* _DO THIS_: Determine which lines contain the word "Working", then copy those lines.

(Source data)
===
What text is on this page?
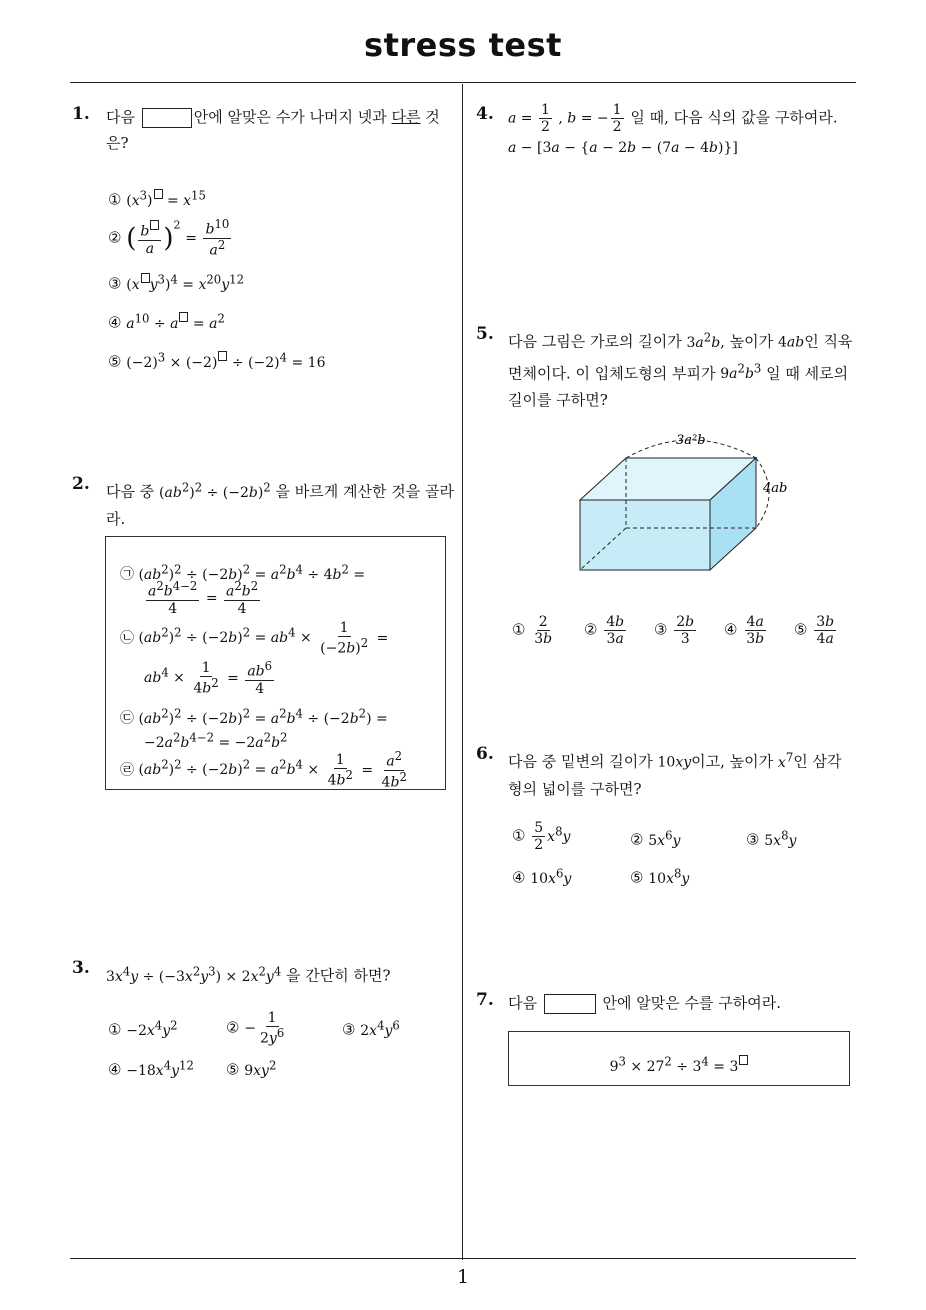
stress test
1
1. 다음	안에 알맞은 수가 나머지 넷과 다른 것
은?
① $(x^3) = x^{15}$
② ( $\frac{b}{a} )^2 = \frac{b^{10}}{a^2}$
③ (x $y^3)^4 = x^{20}y^{12}$
④ $a^{10} \div a = a^2$
⑤ $(-2)^3 \times (-2) \div (-2)^4 = 16$
2. 다음 중 $(ab^2)^2 \div (-2b)^2$ 을 바르게 계산한 것을 골라
라.
㉠ $(ab^2)^2 \div (-2b)^2 = a^2b^4 \div 4b^2$ =
$\frac{a^2b^{4-2}}{4} = \frac{a^2b^2}{4}$
㉡ $(ab^2)^2 \div (-2b)^2 = ab^4 \times \frac{1}{(-2b)^2}$ =
$ab^4 \times \frac{1}{4b^2} = \frac{ab^6}{4}$
㉢ $(ab^2)^2 \div (-2b)^2 = a^2b^4 \div (-2b^2)$ =
$-2a^2b^{4-2} = -2a^2b^2$
㉣ $(ab^2)^2 \div (-2b)^2 = a^2b^4 \times \frac{1}{4b^2} = \frac{a^2}{4b^2}$
3. $3x^4y \div (-3x^2y^3) \times 2x^2y^4$ 을 간단히 하면?
① $-2x^4y^2$	② − $\frac{1}{2y^6}$	③ $2x^4y^6$
④ $-18x^4y^{12}$ ⑤ $9xy^2$
4. $a = \frac{1}{2}$ , b = − $\frac{1}{2}$ 일 때, 다음 식의 값을 구하여라.
a − [3a − {a − 2b − (7a − 4b)}]
5. 다음 그림은 가로의 길이가 $3a^2b$, 높이가 4ab인 직육
면체이다. 이 입체도형의 부피가 $9a^2b^3$ 일 때 세로의
길이를 구하면?
3a²b
4ab
① $\frac{2}{3b}$ ② $\frac{4b}{3a}$ ③ $\frac{2b}{3}$ ④ $\frac{4a}{3b}$ ⑤ $\frac{3b}{4a}$
6. 다음 중 밑변의 길이가 10xy이고, 높이가 $x^7$인 삼각
형의 넓이를 구하면?
① $\frac{5}{2} x^8y$	② $5x^6y$	③ $5x^8y$
④ $10x^6y$	⑤ $10x^8y$
7. 다음	안에 알맞은 수를 구하여라.
$9^3 \times 27^2 \div 3^4 = 3$
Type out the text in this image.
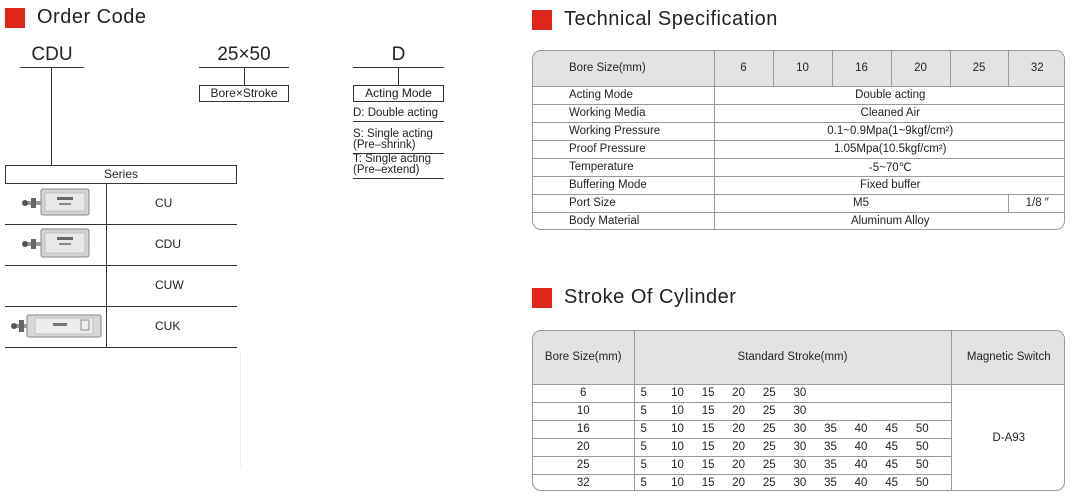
Order Code
CDU	25×50
Bore×Stroke
D
Acting Mode
D: Double acting
S: Single acting
(Pre–shrink)
T: Single acting
(Pre–extend)
Series
CU
CDU
CUW
CUK
Technical Specification
Bore Size(mm)	6	10	16	20	25	32
Acting Mode	Double acting					
Working Media	Cleaned Air					
Working Pressure	0.1~0.9Mpa(1~9kgf/cm²)					
Proof Pressure	1.05Mpa(10.5kgf/cm²)					
Temperature	-5~70℃					
Buffering Mode	Fixed buffer					
Port Size	M5					1/8 ″
Body Material	Aluminum Alloy					
Stroke Of Cylinder
Bore Size(mm)	Standard Stroke(mm)	Magnetic Switch
6	5 10 15 20 25 30	D-A93
10	5 10 15 20 25 30	

16	5 10 15 20 25 30 35 40 45 50	

20	5 10 15 20 25 30 35 40 45 50	

25	5 10 15 20 25 30 35 40 45 50	

32	5 10 15 20 25 30 35 40 45 50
===
* _OUTPUT_:
Working Media	Cleaned Air					
Working Pressure	0.1~0.9Mpa(1~9kgf/cm²)					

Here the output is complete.